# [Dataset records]
------------------------------------------------------------------------
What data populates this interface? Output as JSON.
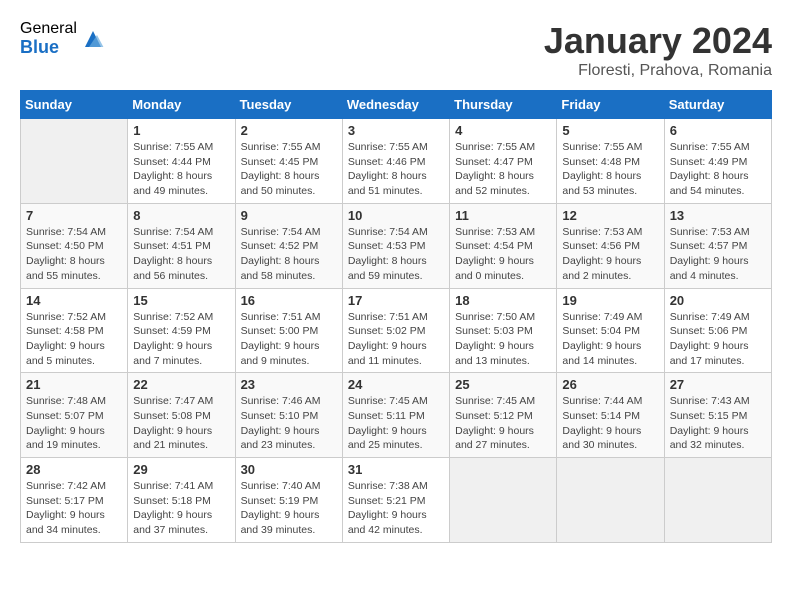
{
  "logo": {
    "general": "General",
    "blue": "Blue"
  },
  "title": "January 2024",
  "subtitle": "Floresti, Prahova, Romania",
  "weekdays": [
    "Sunday",
    "Monday",
    "Tuesday",
    "Wednesday",
    "Thursday",
    "Friday",
    "Saturday"
  ],
  "weeks": [
    [
      {
        "day": "",
        "info": ""
      },
      {
        "day": "1",
        "info": "Sunrise: 7:55 AM\nSunset: 4:44 PM\nDaylight: 8 hours\nand 49 minutes."
      },
      {
        "day": "2",
        "info": "Sunrise: 7:55 AM\nSunset: 4:45 PM\nDaylight: 8 hours\nand 50 minutes."
      },
      {
        "day": "3",
        "info": "Sunrise: 7:55 AM\nSunset: 4:46 PM\nDaylight: 8 hours\nand 51 minutes."
      },
      {
        "day": "4",
        "info": "Sunrise: 7:55 AM\nSunset: 4:47 PM\nDaylight: 8 hours\nand 52 minutes."
      },
      {
        "day": "5",
        "info": "Sunrise: 7:55 AM\nSunset: 4:48 PM\nDaylight: 8 hours\nand 53 minutes."
      },
      {
        "day": "6",
        "info": "Sunrise: 7:55 AM\nSunset: 4:49 PM\nDaylight: 8 hours\nand 54 minutes."
      }
    ],
    [
      {
        "day": "7",
        "info": "Sunrise: 7:54 AM\nSunset: 4:50 PM\nDaylight: 8 hours\nand 55 minutes."
      },
      {
        "day": "8",
        "info": "Sunrise: 7:54 AM\nSunset: 4:51 PM\nDaylight: 8 hours\nand 56 minutes."
      },
      {
        "day": "9",
        "info": "Sunrise: 7:54 AM\nSunset: 4:52 PM\nDaylight: 8 hours\nand 58 minutes."
      },
      {
        "day": "10",
        "info": "Sunrise: 7:54 AM\nSunset: 4:53 PM\nDaylight: 8 hours\nand 59 minutes."
      },
      {
        "day": "11",
        "info": "Sunrise: 7:53 AM\nSunset: 4:54 PM\nDaylight: 9 hours\nand 0 minutes."
      },
      {
        "day": "12",
        "info": "Sunrise: 7:53 AM\nSunset: 4:56 PM\nDaylight: 9 hours\nand 2 minutes."
      },
      {
        "day": "13",
        "info": "Sunrise: 7:53 AM\nSunset: 4:57 PM\nDaylight: 9 hours\nand 4 minutes."
      }
    ],
    [
      {
        "day": "14",
        "info": "Sunrise: 7:52 AM\nSunset: 4:58 PM\nDaylight: 9 hours\nand 5 minutes."
      },
      {
        "day": "15",
        "info": "Sunrise: 7:52 AM\nSunset: 4:59 PM\nDaylight: 9 hours\nand 7 minutes."
      },
      {
        "day": "16",
        "info": "Sunrise: 7:51 AM\nSunset: 5:00 PM\nDaylight: 9 hours\nand 9 minutes."
      },
      {
        "day": "17",
        "info": "Sunrise: 7:51 AM\nSunset: 5:02 PM\nDaylight: 9 hours\nand 11 minutes."
      },
      {
        "day": "18",
        "info": "Sunrise: 7:50 AM\nSunset: 5:03 PM\nDaylight: 9 hours\nand 13 minutes."
      },
      {
        "day": "19",
        "info": "Sunrise: 7:49 AM\nSunset: 5:04 PM\nDaylight: 9 hours\nand 14 minutes."
      },
      {
        "day": "20",
        "info": "Sunrise: 7:49 AM\nSunset: 5:06 PM\nDaylight: 9 hours\nand 17 minutes."
      }
    ],
    [
      {
        "day": "21",
        "info": "Sunrise: 7:48 AM\nSunset: 5:07 PM\nDaylight: 9 hours\nand 19 minutes."
      },
      {
        "day": "22",
        "info": "Sunrise: 7:47 AM\nSunset: 5:08 PM\nDaylight: 9 hours\nand 21 minutes."
      },
      {
        "day": "23",
        "info": "Sunrise: 7:46 AM\nSunset: 5:10 PM\nDaylight: 9 hours\nand 23 minutes."
      },
      {
        "day": "24",
        "info": "Sunrise: 7:45 AM\nSunset: 5:11 PM\nDaylight: 9 hours\nand 25 minutes."
      },
      {
        "day": "25",
        "info": "Sunrise: 7:45 AM\nSunset: 5:12 PM\nDaylight: 9 hours\nand 27 minutes."
      },
      {
        "day": "26",
        "info": "Sunrise: 7:44 AM\nSunset: 5:14 PM\nDaylight: 9 hours\nand 30 minutes."
      },
      {
        "day": "27",
        "info": "Sunrise: 7:43 AM\nSunset: 5:15 PM\nDaylight: 9 hours\nand 32 minutes."
      }
    ],
    [
      {
        "day": "28",
        "info": "Sunrise: 7:42 AM\nSunset: 5:17 PM\nDaylight: 9 hours\nand 34 minutes."
      },
      {
        "day": "29",
        "info": "Sunrise: 7:41 AM\nSunset: 5:18 PM\nDaylight: 9 hours\nand 37 minutes."
      },
      {
        "day": "30",
        "info": "Sunrise: 7:40 AM\nSunset: 5:19 PM\nDaylight: 9 hours\nand 39 minutes."
      },
      {
        "day": "31",
        "info": "Sunrise: 7:38 AM\nSunset: 5:21 PM\nDaylight: 9 hours\nand 42 minutes."
      },
      {
        "day": "",
        "info": ""
      },
      {
        "day": "",
        "info": ""
      },
      {
        "day": "",
        "info": ""
      }
    ]
  ]
}
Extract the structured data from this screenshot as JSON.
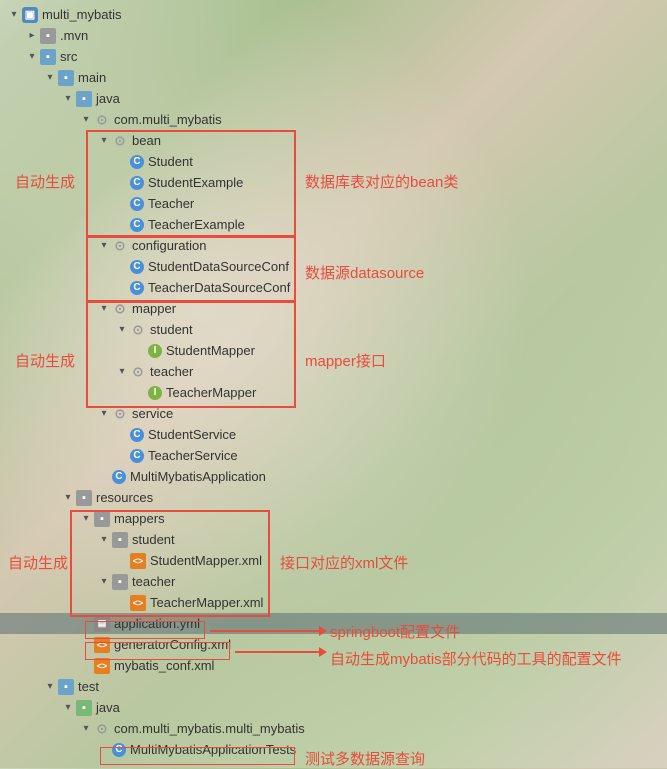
{
  "tree": {
    "root": "multi_mybatis",
    "mvn": ".mvn",
    "src": "src",
    "main": "main",
    "java": "java",
    "package": "com.multi_mybatis",
    "bean": "bean",
    "bean_items": [
      "Student",
      "StudentExample",
      "Teacher",
      "TeacherExample"
    ],
    "configuration": "configuration",
    "configuration_items": [
      "StudentDataSourceConf",
      "TeacherDataSourceConf"
    ],
    "mapper": "mapper",
    "mapper_student": "student",
    "mapper_student_item": "StudentMapper",
    "mapper_teacher": "teacher",
    "mapper_teacher_item": "TeacherMapper",
    "service": "service",
    "service_items": [
      "StudentService",
      "TeacherService"
    ],
    "app_class": "MultiMybatisApplication",
    "resources": "resources",
    "mappers": "mappers",
    "mappers_student": "student",
    "mappers_student_xml": "StudentMapper.xml",
    "mappers_teacher": "teacher",
    "mappers_teacher_xml": "TeacherMapper.xml",
    "app_yml": "application.yml",
    "gen_xml": "generatorConfig.xml",
    "mybatis_xml": "mybatis_conf.xml",
    "test": "test",
    "test_java": "java",
    "test_package": "com.multi_mybatis.multi_mybatis",
    "test_class": "MultiMybatisApplicationTests"
  },
  "annotations": {
    "auto_gen": "自动生成",
    "bean_desc": "数据库表对应的bean类",
    "datasource": "数据源datasource",
    "mapper_iface": "mapper接口",
    "xml_desc": "接口对应的xml文件",
    "springboot": "springboot配置文件",
    "gen_tool": "自动生成mybatis部分代码的工具的配置文件",
    "test_desc": "测试多数据源查询"
  }
}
------------------------------------------------------------------------
# [TASK OBJECTIVE]
Copy each line in the data that holds the word "this".

# [RESPONSE]
What data populates this interface? Output as JSON.
Extract the structured data from this screenshot as JSON.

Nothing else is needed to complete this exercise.